### Short problem
Write out again the items from the line containing "UI element localization: list" up to and including the line containing "chevron-right-icon: 〉 <box>466 8 477 24</box>", with "page-header" renamed to "page-heading" and nothing else changed.

### Material
· · · ·
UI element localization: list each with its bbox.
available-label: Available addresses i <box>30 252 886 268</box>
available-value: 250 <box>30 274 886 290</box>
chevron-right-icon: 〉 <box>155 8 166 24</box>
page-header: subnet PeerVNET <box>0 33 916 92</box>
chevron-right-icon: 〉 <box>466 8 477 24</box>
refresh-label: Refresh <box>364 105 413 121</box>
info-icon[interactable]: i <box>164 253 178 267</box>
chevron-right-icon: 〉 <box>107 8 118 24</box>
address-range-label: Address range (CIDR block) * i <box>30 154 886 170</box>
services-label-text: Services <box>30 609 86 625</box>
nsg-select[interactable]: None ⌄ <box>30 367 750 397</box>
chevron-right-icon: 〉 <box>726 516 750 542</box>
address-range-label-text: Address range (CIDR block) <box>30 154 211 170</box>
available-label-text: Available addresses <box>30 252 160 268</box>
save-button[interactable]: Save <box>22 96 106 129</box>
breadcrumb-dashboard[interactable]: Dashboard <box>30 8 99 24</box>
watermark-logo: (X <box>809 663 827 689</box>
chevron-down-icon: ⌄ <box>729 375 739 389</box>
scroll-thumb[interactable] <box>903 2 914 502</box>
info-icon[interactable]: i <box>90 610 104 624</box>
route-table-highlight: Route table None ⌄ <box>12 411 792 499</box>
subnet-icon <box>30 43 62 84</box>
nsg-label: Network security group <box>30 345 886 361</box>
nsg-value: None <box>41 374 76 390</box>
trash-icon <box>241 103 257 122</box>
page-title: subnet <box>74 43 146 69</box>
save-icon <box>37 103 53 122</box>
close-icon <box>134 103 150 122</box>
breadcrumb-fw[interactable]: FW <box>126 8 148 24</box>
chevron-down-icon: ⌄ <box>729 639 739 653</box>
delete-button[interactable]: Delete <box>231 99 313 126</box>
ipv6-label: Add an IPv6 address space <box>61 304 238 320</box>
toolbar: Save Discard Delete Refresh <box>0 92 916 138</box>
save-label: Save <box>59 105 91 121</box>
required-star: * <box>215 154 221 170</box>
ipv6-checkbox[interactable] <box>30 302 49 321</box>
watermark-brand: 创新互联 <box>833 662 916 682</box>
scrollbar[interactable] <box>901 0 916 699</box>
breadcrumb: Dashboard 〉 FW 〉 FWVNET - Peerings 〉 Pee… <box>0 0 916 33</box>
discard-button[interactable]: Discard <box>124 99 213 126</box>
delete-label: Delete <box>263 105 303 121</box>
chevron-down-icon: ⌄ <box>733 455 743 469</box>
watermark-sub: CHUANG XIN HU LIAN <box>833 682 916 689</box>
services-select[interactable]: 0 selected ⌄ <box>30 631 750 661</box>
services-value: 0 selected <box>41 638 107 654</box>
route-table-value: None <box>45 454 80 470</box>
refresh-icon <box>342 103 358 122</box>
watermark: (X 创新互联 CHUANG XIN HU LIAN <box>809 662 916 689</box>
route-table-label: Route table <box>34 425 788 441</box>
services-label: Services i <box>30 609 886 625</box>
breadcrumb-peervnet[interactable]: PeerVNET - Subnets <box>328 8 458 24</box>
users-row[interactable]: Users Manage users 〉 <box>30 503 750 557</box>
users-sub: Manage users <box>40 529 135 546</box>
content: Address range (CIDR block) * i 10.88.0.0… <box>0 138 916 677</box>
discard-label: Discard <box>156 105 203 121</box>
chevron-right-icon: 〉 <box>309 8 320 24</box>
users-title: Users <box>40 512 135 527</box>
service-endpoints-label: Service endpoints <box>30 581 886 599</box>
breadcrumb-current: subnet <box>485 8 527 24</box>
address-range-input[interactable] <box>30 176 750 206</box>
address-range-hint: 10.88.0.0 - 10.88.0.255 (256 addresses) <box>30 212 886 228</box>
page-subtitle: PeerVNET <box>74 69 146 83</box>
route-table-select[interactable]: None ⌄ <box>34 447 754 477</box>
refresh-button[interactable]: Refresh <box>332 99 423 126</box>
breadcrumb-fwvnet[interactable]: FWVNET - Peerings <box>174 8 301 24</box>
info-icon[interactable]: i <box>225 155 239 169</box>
· · · ·
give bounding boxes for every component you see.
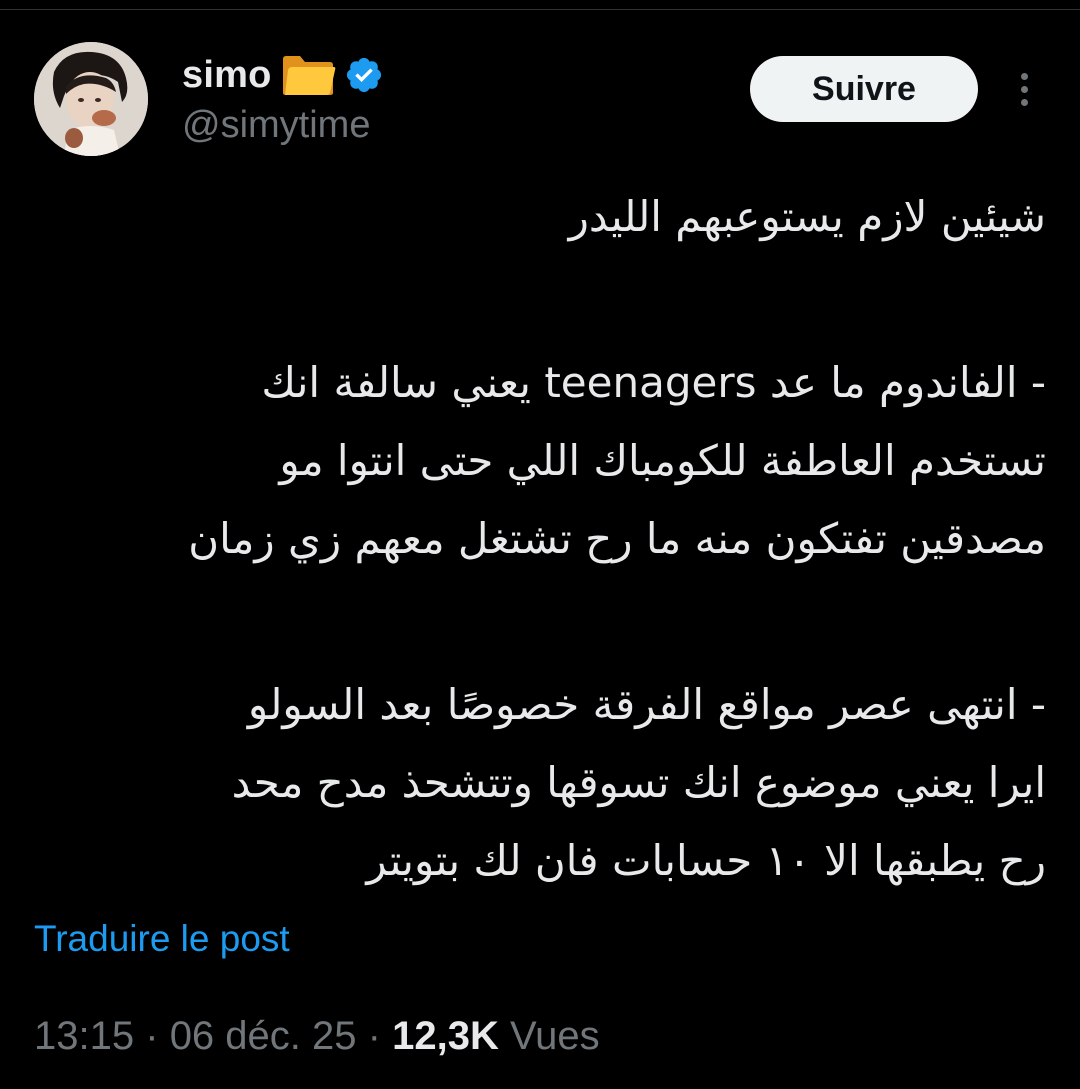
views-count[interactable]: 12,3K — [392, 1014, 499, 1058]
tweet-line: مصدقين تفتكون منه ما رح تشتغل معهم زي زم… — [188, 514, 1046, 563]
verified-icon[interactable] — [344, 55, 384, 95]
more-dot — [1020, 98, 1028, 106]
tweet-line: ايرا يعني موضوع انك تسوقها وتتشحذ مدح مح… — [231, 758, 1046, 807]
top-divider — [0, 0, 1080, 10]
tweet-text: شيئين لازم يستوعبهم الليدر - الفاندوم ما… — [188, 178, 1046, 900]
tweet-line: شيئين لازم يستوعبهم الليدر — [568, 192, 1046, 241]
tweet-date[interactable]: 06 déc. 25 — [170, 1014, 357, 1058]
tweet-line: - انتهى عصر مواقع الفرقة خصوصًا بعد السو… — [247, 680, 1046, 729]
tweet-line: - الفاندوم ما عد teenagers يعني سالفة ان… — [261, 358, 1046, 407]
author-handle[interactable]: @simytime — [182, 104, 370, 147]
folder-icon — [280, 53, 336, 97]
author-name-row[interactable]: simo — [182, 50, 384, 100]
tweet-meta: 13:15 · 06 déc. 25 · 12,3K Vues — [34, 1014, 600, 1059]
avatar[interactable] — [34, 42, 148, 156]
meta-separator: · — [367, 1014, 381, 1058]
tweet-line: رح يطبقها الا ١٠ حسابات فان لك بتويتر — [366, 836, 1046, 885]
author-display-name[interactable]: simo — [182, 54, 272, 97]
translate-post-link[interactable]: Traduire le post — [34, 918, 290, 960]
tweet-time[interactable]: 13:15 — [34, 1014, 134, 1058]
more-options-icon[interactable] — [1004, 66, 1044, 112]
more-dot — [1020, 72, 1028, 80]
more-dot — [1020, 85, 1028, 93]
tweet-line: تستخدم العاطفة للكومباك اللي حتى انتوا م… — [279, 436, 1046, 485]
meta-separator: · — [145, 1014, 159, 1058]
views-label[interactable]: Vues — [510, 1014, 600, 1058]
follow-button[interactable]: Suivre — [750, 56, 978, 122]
· · · ·
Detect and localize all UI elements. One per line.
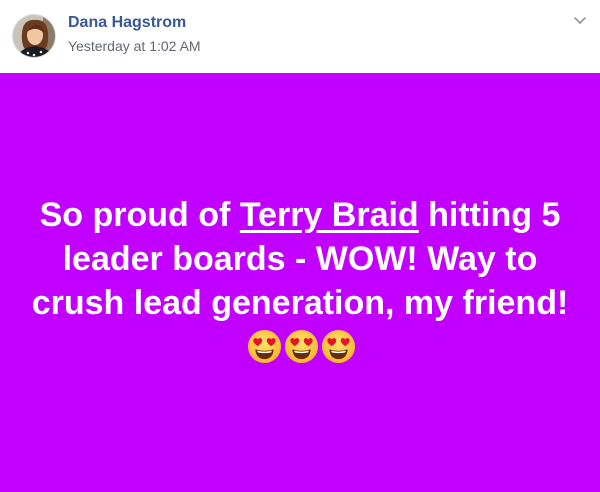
· · · ·
### Written response
UI element localization: list each with its bbox.
available-label: Available addresses i <box>30 252 886 268</box>
available-value: 250 <box>30 274 886 290</box>
chevron-right-icon: 〉 <box>155 8 166 24</box>
page-heading: subnet PeerVNET <box>0 33 916 92</box>
chevron-right-icon: 〉 <box>466 8 477 24</box>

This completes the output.